> [SET PROBLEM]
Without altering anything, output the material below.

════════

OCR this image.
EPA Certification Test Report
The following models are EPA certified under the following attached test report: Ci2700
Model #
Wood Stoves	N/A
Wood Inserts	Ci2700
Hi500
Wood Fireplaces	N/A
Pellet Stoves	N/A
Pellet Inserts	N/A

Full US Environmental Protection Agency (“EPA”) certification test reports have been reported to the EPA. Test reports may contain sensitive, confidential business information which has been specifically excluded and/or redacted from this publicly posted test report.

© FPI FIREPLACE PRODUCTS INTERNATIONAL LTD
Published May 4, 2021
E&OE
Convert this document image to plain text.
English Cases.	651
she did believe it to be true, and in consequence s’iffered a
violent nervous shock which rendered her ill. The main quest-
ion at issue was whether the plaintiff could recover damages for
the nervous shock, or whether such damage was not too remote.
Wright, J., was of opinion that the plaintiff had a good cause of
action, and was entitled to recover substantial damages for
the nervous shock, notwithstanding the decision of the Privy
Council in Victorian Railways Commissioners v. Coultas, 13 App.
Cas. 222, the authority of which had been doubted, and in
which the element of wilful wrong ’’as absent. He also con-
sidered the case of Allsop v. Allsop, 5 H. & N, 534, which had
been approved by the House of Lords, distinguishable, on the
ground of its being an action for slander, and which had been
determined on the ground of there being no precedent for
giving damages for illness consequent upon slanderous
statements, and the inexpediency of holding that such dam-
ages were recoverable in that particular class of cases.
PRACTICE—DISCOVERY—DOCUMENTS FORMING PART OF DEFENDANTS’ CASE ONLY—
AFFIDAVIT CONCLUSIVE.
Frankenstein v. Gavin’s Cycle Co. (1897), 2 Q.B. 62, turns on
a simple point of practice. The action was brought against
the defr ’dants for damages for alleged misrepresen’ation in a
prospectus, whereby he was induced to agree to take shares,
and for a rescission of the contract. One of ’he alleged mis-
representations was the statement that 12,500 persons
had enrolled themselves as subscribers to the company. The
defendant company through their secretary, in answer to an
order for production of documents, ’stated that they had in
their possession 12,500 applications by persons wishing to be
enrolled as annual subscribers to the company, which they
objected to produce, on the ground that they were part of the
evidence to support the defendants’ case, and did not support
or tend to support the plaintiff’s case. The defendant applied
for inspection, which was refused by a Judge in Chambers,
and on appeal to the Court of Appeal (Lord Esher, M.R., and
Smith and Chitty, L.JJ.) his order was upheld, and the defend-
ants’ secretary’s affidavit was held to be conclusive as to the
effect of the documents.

════════

> [THE REPLY]
OCR this image.
EPA Certification Test Report
The following models are EPA certified under the following attached test report: Ci2700
Model #
Wood Stoves	N/A
Wood Inserts	Ci2700
Hi500
Wood Fireplaces	N/A
Pellet Stoves	N/A
Pellet Inserts	N/A

Full US Environmental Protection Agency (“EPA”) certification test reports have been reported to the EPA. Test reports may contain sensitive, confidential business information which has been specifically excluded and/or redacted from this publicly posted test report.

© FPI FIREPLACE PRODUCTS INTERNATIONAL LTD
Published May 4, 2021
E&OE
Convert this document image to plain text.
English Cases.	651
she did believe it to be true, and in consequence s’iffered a
violent nervous shock which rendered her ill. The main quest-
ion at issue was whether the plaintiff could recover damages for
the nervous shock, or whether such damage was not too remote.
Wright, J., was of opinion that the plaintiff had a good cause of
action, and was entitled to recover substantial damages for
the nervous shock, notwithstanding the decision of the Privy
Council in Victorian Railways Commissioners v. Coultas, 13 App.
Cas. 222, the authority of which had been doubted, and in
which the element of wilful wrong ’’as absent. He also con-
sidered the case of Allsop v. Allsop, 5 H. & N, 534, which had
been approved by the House of Lords, distinguishable, on the
ground of its being an action for slander, and which had been
determined on the ground of there being no precedent for
giving damages for illness consequent upon slanderous
statements, and the inexpediency of holding that such dam-
ages were recoverable in that particular class of cases.
PRACTICE—DISCOVERY—DOCUMENTS FORMING PART OF DEFENDANTS’ CASE ONLY—
AFFIDAVIT CONCLUSIVE.
Frankenstein v. Gavin’s Cycle Co. (1897), 2 Q.B. 62, turns on
a simple point of practice. The action was brought against
the defr ’dants for damages for alleged misrepresen’ation in a
prospectus, whereby he was induced to agree to take shares,
and for a rescission of the contract. One of ’he alleged mis-
representations was the statement that 12,500 persons
had enrolled themselves as subscribers to the company. The
defendant company through their secretary, in answer to an
order for production of documents, ’stated that they had in
their possession 12,500 applications by persons wishing to be
enrolled as annual subscribers to the company, which they
objected to produce, on the ground that they were part of the
evidence to support the defendants’ case, and did not support
or tend to support the plaintiff’s case. The defendant applied
for inspection, which was refused by a Judge in Chambers,
and on appeal to the Court of Appeal (Lord Esher, M.R., and
Smith and Chitty, L.JJ.) his order was upheld, and the defend-
ants’ secretary’s affidavit was held to be conclusive as to the
effect of the documents.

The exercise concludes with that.